**Aim:**
Show every line that has the string "лифтового" in it.

___ Extracted entries

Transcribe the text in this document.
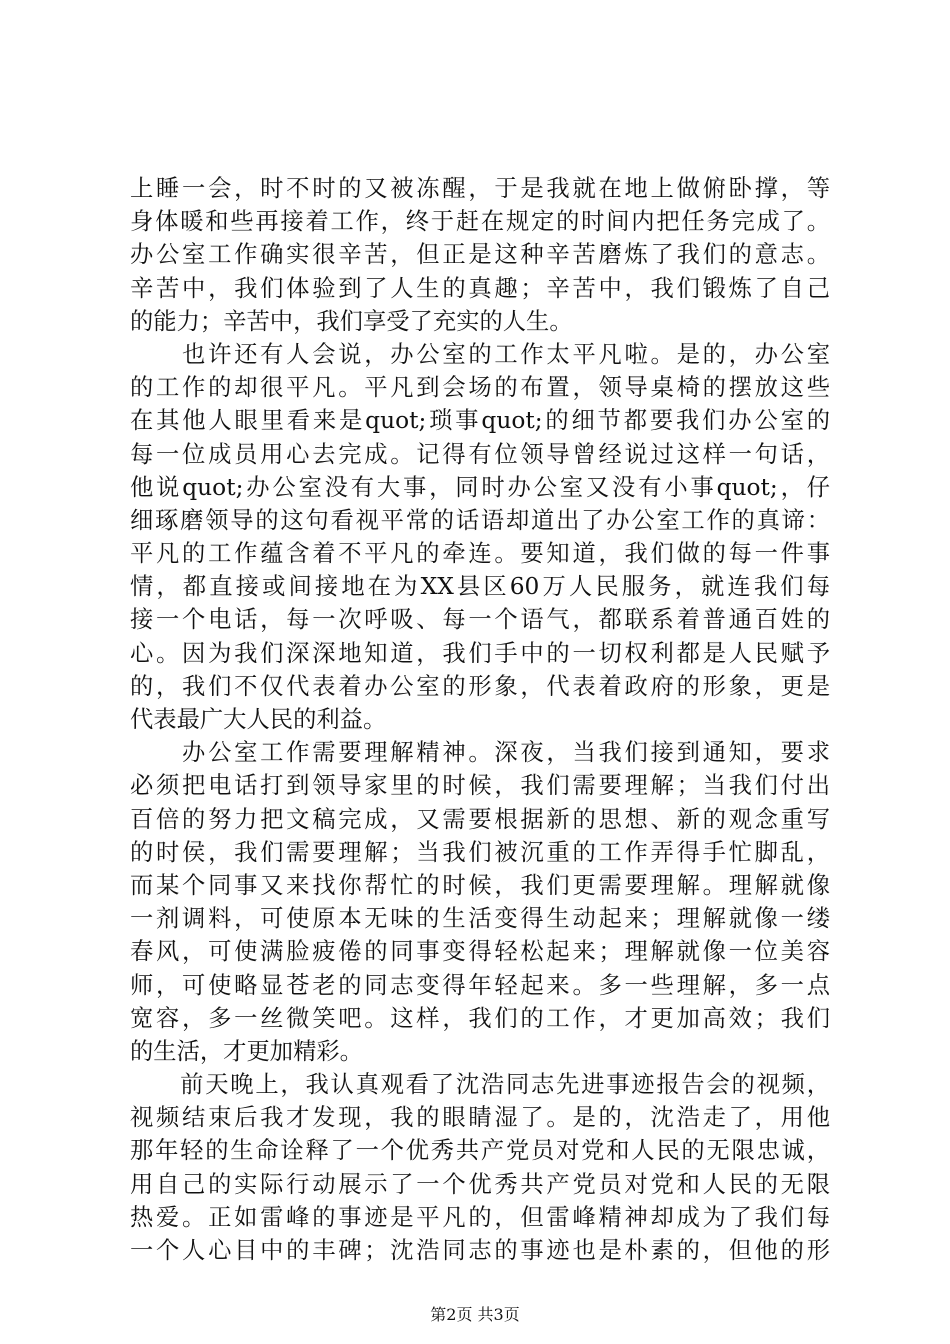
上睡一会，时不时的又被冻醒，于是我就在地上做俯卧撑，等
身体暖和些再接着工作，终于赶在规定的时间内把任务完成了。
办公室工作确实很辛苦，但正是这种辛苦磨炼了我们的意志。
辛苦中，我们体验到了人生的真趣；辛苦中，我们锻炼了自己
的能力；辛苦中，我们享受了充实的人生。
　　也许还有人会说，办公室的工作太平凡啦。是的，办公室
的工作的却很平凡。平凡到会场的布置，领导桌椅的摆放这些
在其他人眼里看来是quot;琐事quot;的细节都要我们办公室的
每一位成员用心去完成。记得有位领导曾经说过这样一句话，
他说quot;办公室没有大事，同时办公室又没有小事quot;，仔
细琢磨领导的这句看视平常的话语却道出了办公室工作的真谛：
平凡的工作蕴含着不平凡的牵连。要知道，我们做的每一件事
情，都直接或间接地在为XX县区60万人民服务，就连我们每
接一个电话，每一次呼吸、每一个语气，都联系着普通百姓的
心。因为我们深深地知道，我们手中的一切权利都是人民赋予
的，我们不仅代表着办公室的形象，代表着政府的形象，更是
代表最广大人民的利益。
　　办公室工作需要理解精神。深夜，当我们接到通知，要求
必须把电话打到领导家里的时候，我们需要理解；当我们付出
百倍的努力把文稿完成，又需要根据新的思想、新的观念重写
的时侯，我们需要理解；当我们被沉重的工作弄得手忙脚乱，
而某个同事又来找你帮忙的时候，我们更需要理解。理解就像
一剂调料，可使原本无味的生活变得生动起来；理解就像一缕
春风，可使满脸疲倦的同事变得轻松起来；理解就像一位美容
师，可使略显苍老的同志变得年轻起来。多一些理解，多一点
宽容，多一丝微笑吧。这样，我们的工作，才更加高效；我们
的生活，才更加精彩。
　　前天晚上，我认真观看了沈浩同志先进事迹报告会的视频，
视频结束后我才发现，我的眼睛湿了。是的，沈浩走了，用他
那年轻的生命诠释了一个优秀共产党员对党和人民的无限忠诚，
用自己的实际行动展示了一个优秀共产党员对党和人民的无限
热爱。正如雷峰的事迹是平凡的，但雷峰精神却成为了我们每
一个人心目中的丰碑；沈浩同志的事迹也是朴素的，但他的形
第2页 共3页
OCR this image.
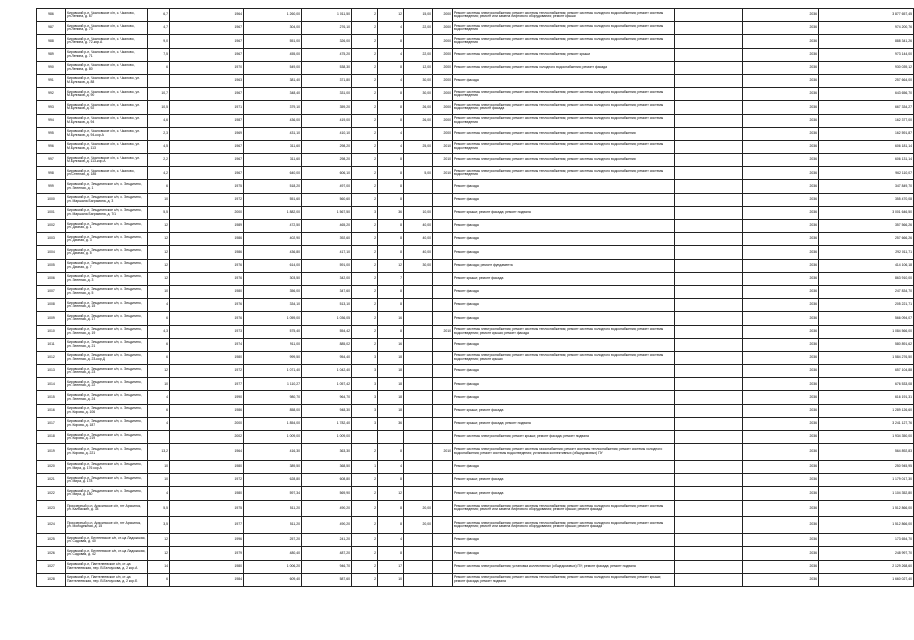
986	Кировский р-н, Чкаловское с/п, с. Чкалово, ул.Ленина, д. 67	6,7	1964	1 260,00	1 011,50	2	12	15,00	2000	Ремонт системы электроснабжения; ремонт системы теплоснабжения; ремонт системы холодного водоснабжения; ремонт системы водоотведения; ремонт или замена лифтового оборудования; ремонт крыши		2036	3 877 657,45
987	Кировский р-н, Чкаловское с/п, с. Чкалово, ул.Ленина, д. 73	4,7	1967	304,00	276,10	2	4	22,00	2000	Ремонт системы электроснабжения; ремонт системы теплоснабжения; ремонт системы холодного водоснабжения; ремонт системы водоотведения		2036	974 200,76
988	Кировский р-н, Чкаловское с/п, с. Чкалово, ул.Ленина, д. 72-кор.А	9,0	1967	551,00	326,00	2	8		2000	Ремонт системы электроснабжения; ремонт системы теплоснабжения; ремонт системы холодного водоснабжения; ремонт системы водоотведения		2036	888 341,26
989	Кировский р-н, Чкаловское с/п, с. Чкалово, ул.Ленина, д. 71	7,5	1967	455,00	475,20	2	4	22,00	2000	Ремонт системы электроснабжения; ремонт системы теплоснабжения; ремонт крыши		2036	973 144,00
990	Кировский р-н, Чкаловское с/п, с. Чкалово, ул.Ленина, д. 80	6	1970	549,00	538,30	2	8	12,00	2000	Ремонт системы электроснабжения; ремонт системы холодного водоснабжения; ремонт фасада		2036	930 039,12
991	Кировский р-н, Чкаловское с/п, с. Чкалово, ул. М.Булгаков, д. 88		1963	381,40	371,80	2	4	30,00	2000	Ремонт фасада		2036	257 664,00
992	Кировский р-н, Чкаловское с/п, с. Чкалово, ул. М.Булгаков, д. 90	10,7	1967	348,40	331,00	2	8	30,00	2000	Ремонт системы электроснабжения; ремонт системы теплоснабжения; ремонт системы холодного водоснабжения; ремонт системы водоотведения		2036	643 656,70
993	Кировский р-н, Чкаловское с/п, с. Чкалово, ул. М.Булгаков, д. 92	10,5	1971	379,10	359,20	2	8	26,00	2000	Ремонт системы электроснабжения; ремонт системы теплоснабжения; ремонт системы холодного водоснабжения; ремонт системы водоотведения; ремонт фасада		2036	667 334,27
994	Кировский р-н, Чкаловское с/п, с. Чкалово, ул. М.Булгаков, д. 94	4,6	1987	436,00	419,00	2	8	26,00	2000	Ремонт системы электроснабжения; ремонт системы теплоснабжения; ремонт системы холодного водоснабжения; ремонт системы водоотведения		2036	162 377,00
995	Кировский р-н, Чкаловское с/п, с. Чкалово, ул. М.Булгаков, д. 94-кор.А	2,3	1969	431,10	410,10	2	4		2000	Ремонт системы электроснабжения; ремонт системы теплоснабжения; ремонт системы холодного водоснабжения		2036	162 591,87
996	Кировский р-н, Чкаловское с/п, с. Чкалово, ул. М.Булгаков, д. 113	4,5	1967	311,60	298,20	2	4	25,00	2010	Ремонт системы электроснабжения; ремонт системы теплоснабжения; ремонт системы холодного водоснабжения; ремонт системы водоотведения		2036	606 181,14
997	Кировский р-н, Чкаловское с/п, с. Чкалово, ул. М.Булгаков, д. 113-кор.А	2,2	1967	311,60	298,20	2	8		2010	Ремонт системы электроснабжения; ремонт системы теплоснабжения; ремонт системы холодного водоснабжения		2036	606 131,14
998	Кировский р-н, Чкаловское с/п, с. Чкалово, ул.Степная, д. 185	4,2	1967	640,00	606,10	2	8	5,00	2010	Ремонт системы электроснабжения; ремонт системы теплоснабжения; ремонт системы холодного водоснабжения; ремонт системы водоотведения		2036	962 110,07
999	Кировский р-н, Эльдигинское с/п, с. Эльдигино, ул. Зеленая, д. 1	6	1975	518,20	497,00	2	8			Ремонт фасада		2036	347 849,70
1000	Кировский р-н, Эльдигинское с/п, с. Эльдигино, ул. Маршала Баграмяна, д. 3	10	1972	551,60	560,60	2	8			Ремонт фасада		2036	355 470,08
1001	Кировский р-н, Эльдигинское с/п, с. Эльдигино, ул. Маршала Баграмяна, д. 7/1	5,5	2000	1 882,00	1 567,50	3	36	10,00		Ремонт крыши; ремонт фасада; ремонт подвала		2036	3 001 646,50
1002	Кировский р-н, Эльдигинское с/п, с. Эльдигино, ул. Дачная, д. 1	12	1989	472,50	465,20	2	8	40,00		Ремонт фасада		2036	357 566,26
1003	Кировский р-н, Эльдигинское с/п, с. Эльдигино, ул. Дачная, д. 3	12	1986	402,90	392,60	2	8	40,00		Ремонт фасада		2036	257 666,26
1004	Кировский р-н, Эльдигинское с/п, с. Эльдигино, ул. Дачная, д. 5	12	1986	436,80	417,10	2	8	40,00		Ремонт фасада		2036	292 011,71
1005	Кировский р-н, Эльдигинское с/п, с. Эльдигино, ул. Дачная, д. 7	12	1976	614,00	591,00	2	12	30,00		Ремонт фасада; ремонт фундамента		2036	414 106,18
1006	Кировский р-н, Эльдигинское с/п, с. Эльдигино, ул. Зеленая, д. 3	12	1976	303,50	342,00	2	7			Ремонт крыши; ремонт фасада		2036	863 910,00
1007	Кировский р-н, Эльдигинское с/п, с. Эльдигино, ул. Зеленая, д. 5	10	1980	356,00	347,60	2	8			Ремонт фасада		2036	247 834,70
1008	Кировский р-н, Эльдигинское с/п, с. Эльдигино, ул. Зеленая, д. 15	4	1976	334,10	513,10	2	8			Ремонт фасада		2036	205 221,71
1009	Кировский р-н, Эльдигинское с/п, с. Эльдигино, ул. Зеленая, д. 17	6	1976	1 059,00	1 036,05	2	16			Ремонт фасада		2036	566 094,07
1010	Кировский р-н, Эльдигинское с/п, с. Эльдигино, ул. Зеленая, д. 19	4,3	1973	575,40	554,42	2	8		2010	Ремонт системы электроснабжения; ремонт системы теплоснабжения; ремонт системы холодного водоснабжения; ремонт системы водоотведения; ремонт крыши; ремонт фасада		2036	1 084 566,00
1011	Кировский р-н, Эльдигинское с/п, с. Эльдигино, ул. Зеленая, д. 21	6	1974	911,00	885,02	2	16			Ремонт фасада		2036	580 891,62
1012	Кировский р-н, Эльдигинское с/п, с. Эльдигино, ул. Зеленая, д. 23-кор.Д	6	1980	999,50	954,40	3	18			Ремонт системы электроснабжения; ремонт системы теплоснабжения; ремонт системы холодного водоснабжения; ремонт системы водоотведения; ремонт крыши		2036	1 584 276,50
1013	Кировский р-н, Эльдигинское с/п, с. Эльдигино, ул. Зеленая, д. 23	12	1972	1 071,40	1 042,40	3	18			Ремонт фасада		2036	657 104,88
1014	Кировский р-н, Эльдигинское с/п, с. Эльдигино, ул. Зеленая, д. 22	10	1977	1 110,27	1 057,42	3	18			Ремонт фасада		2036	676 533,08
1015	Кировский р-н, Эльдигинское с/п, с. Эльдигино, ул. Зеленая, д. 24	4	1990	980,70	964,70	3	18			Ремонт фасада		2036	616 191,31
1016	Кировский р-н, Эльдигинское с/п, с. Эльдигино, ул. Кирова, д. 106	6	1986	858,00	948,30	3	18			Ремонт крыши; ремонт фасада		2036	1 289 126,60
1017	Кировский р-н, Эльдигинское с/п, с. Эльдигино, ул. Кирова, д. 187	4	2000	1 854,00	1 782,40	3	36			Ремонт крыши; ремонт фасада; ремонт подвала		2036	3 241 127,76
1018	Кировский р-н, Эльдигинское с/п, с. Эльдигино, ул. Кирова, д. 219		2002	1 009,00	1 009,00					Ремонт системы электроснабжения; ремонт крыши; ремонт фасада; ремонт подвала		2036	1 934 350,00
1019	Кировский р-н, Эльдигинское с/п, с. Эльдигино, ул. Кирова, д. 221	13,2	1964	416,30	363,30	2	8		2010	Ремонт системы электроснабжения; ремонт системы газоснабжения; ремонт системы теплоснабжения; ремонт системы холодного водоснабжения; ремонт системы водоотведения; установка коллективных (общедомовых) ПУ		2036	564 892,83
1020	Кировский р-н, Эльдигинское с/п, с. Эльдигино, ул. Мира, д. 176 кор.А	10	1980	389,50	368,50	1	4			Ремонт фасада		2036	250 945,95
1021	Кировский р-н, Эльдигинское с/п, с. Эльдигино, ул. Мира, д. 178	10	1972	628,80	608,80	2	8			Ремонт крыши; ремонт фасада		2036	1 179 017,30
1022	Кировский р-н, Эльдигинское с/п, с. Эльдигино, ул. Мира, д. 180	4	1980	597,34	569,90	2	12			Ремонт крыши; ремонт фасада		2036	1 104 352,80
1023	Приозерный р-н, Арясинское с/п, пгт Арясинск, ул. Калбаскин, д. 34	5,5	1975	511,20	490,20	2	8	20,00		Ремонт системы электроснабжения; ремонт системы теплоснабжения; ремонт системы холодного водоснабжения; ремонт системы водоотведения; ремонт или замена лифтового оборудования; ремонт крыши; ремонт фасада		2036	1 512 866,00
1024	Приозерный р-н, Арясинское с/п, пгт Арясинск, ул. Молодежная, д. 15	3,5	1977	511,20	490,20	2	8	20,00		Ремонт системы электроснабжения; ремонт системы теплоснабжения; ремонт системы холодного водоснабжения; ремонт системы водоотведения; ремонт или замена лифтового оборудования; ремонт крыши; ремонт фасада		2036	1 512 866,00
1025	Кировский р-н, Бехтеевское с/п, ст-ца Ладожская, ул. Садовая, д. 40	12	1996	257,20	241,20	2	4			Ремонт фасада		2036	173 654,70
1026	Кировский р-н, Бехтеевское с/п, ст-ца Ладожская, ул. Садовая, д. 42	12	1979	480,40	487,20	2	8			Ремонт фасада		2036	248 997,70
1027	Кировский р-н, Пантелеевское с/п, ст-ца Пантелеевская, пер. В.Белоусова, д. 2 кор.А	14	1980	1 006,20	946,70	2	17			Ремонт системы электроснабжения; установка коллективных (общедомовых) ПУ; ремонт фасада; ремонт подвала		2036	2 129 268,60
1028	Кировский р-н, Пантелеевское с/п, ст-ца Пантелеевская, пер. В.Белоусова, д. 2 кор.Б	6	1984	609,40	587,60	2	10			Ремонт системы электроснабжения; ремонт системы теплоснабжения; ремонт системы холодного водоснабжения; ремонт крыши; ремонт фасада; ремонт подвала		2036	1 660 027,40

______

**Exercise answer:**
986	Кировский р-н, Чкаловское с/п, с. Чкалово, ул.Ленина, д. 67	6,7	1964	1 260,00	1 011,50	2	12	15,00	2000	Ремонт системы электроснабжения; ремонт системы теплоснабжения; ремонт системы холодного водоснабжения; ремонт системы водоотведения; ремонт или замена лифтового оборудования; ремонт крыши		2036	3 877 657,45
1023	Приозерный р-н, Арясинское с/п, пгт Арясинск, ул. Калбаскин, д. 34	5,5	1975	511,20	490,20	2	8	20,00		Ремонт системы электроснабжения; ремонт системы теплоснабжения; ремонт системы холодного водоснабжения; ремонт системы водоотведения; ремонт или замена лифтового оборудования; ремонт крыши; ремонт фасада		2036	1 512 866,00
1024	Приозерный р-н, Арясинское с/п, пгт Арясинск, ул. Молодежная, д. 15	3,5	1977	511,20	490,20	2	8	20,00		Ремонт системы электроснабжения; ремонт системы теплоснабжения; ремонт системы холодного водоснабжения; ремонт системы водоотведения; ремонт или замена лифтового оборудования; ремонт крыши; ремонт фасада		2036	1 512 866,00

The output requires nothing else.